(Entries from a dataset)
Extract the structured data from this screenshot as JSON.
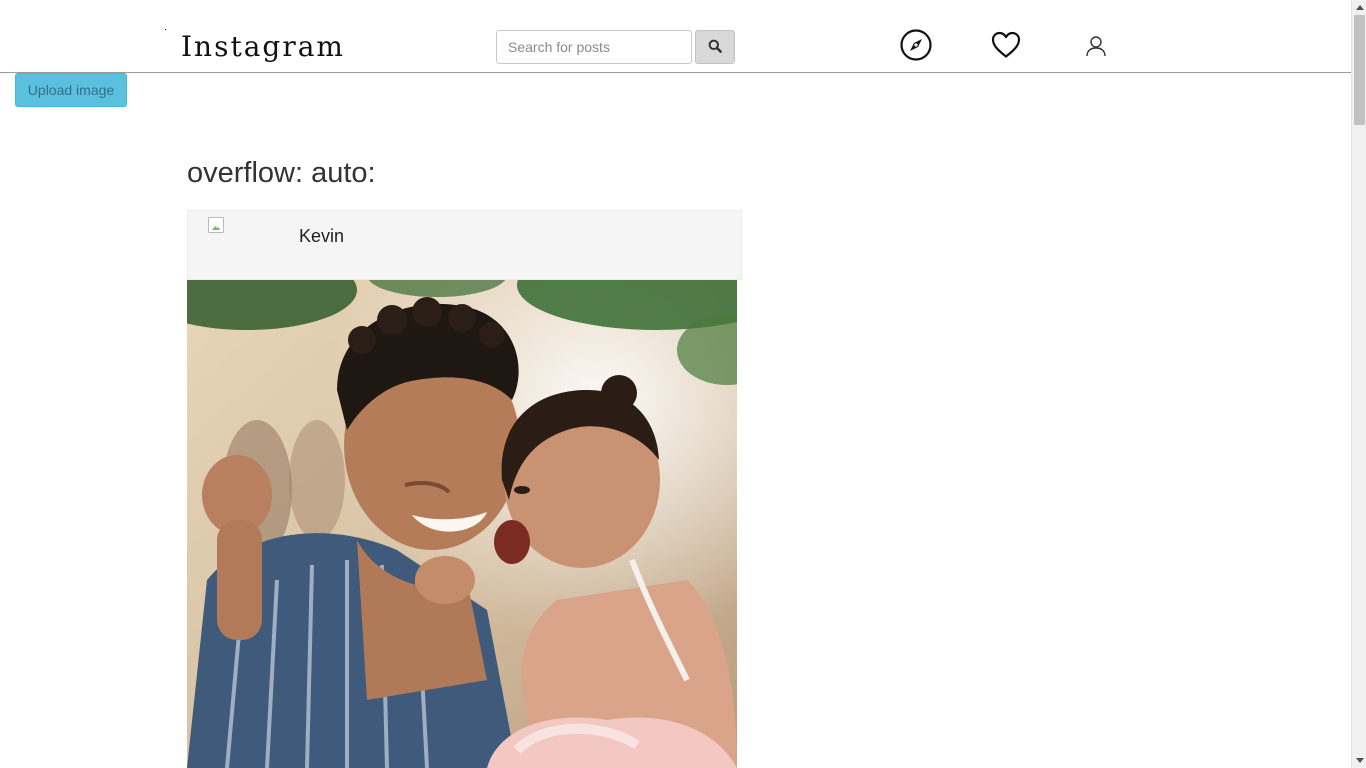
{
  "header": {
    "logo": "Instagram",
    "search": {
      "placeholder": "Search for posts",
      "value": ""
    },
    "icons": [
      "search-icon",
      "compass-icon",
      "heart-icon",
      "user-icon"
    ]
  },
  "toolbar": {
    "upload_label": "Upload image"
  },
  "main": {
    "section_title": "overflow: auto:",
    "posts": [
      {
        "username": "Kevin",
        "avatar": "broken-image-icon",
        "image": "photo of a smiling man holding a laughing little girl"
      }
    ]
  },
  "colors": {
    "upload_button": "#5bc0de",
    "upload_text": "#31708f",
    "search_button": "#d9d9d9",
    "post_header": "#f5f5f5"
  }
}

### [PROBLEM TO SOLVE]
Copy every line of the listing that contains the word "image".

### [EXERCISE RESPONSE]
    "upload_label": "Upload image"
        "avatar": "broken-image-icon",
        "image": "photo of a smiling man holding a laughing little girl"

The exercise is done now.